▶ [Direction]
Pull out each line of the records that contains the word "components", and copy those lines unchanged.

▶ [Rows]
»»
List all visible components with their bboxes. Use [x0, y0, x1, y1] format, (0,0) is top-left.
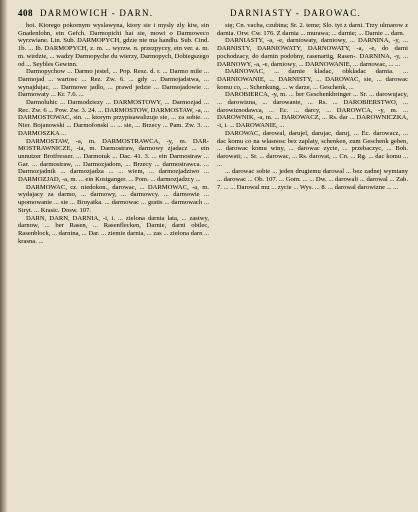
left-column: [18, 22, 209, 508]
paragraph: hoi. Ktorego pokornym wyslawyna, ktory sie i mysly zly kiw, sin Gnadenlohn, ein Gefch. Darmopichi hai sie, mowi o Darmoweco wyrzwiane. Lin. Sub. DARMOPYCH, gdzie nie ma handlu. Sub. Cind. 1b. ... Ib. DARMOPYCH, z. m. ... wyrzw. n. przezpyczy, ein ver. a. m. m. wirdzie, ... wadzy Darmopyche du wierzy, Darmopych, Dobiegszego od ... Seybles Gewinn.: [18, 22, 209, 68]
paragraph: DARMOWAC, cz. niedokon., darowac, ... DARMOWAC, -a, m. wydajacy za darmo, ... darmowy, ... darmowcy. ... darmowie ... upomowanie ... sie ... Bruyatka. ... darmowac ... gratis ... darmowach ... Stryt. ... Krasic. Dosw. 107.: [18, 183, 209, 214]
page-number: 408: [18, 8, 33, 18]
running-head-left: DARMOWICH - DARN.: [40, 8, 154, 18]
page-header: [18, 8, 408, 22]
paragraph: ... darowac sobie ... jeden drugiemu darowal ... bez zadnej wymiany ... darowac ... Ob. 107. ... Gorn. ... ... Dw. ... darowali ... darowal ... Zab. 7. ... ... Darowal mu ... zycie ... Wys. ... 8. ... darowal darowizne ... ...: [217, 168, 408, 191]
paragraph: DAROBIERCA, -y, m. ... ber Geschenkbringer ... Sr. ... darowujacy, ... darowizna, ... darowanie, ... Rs. ... DAROBIERSTWO, ... darowiznodawca, ... Ec. ... darcy, ... DAROWCA, -y, m. ... DAROWNIK, -a, m. ... DAROWACZ, ... Rs. dar ... DAROWNICZKA, -i, i. ... DAROWANIE, ...: [217, 91, 408, 130]
paragraph: DARN, DARN, DARNIA, -i, i. ... zielona darnia lata, ... zastwy, darnow, ... ber Rasen, ... Rasenflecken, Darnie, darni obtlec, Rasenblock, ... darnina, ... Dar. ... ziemie darnia, ... zas ... zielona darn ... krasna. ...: [18, 214, 209, 245]
binding-shadow: [0, 0, 8, 512]
paragraph: Darmopychow ... Darmo jestel, ... Pop. Resz. d. r. ... Darmo mile ... Darmojad ... wartosc ... Rez. Zw. 6. ... gdy ... Darmojadstwa, ... wynajdujac, ... Darmowe jadlo, ... prawd jedzie ... Darmojadowie ... Darmowaty ... Kr. 7.6. ...: [18, 68, 209, 99]
paragraph: DARNIASTY, -a, -e, darniowaty, darniowy, ... DARNINA, -y, ... DARNISTY, DARNIOWATY, DARNOWATY, -a, -e, do darni pochodzacy, do darnin podobny, rasenartig, Rasen-. DARNINA, -y, ... DARNOWY, -a, -e, darniowy, ... DARNOWANIE, ... darnowac, ... ...: [217, 37, 408, 68]
paragraph: DARMOSTAW, -a, m. DARMOSTRAWCA, -y, m. DAR- MOSTRAWNICZE, -ia, m. Darmostraw, darmowy zjadacz ... ein unnutzer Brotfresser. ... Darmotuk ... Dac. 41. 3. ... ein Darmostraw ... Gar. ... darmostraw, ... Darmozjadom, ... Brzecy ... darmostrawca. ... Darmozjadnik ... darmozjadza ... ... wiem, ... darmozjadztwo ... DARMOZJAD, -a, m. ... ein Kostganger. ... Pom. ... darmozjadzcy ...: [18, 137, 209, 184]
running-head-right: DARNIASTY - DAROWAC.: [230, 8, 361, 18]
paragraph: DARNOWAC, ... darnie kladac, obkladac darnia. ... DARNIOWANIE, ... DARNISTY, ... DAROWAC, sie, ... darowac komu co, ... Schenkung, ... w darze, ... Geschenk, ...: [217, 68, 408, 91]
text-columns: [18, 22, 408, 508]
paragraph: się; Cn. vacha, czubina; Sr. 2. teme; Slo. tyt z darni. Trzy ulmarow z darnia. Orw. Cw. 176. Z darnia ... murawa; ... darnie; ... Darnie ... darn.: [217, 22, 408, 37]
paragraph: DAROWAC, darowal, darujel, darujac, daruj, ... Ec. darowacz, ... dac komu co na wlasnosc bez zaplaty, schenken, zum Geschenk geben, ... darowac komu winy, ... darowac zycie, ... przebaczyc, ... Boh. darowati; ... Sr. ... darowac, ... Rs. darovat, ... Cn. ... Rg. ... dac komu ... ...: [217, 129, 408, 168]
paragraph: Darmoluhic ... Darmodziezy ... DARMOSTOWY, ... Darmozjad ... Rec. Zw. 6 ... Pow. Zw. 3. 24. ... DARMOSTOW, DARMOSTAW, -a, ... DARMOSTOWAC, sin. ... ktorym przypisawalizuje sie, ... za sobie. ... Nier. Bojanowski ... Darmofonski ... ... sie, ... Brzecy ... Pam. Zw. 3. ... DARMOSZKA ...: [18, 99, 209, 137]
right-column: [217, 22, 408, 508]
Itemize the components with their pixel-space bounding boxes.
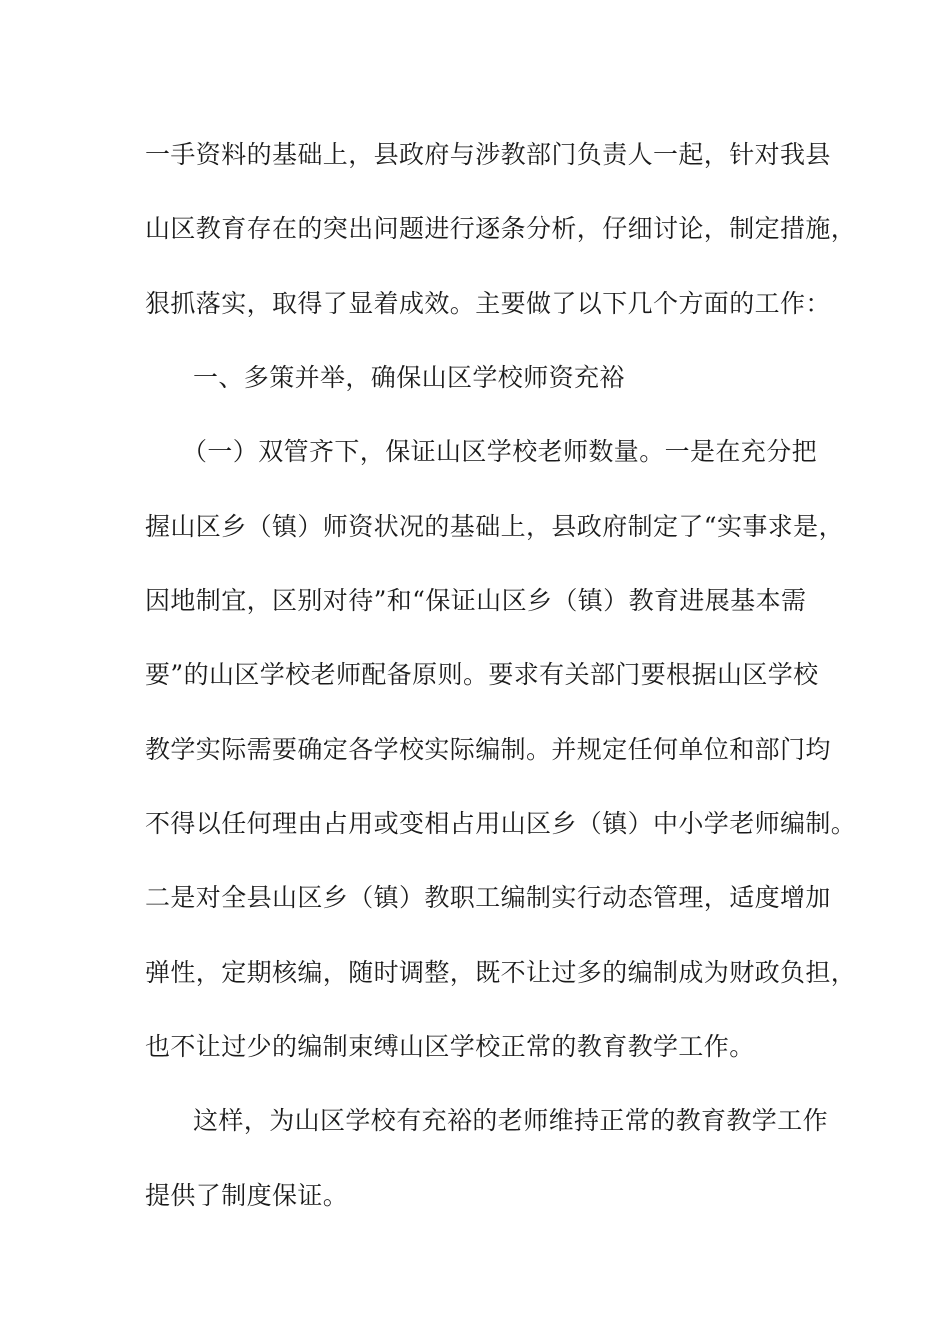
««
▶ [Complete response]
List all visible components with their bboxes. Use [x0, y0, x1, y1] format, (0,0) is top-left.
Itemize the components with their pixel-space bounding boxes.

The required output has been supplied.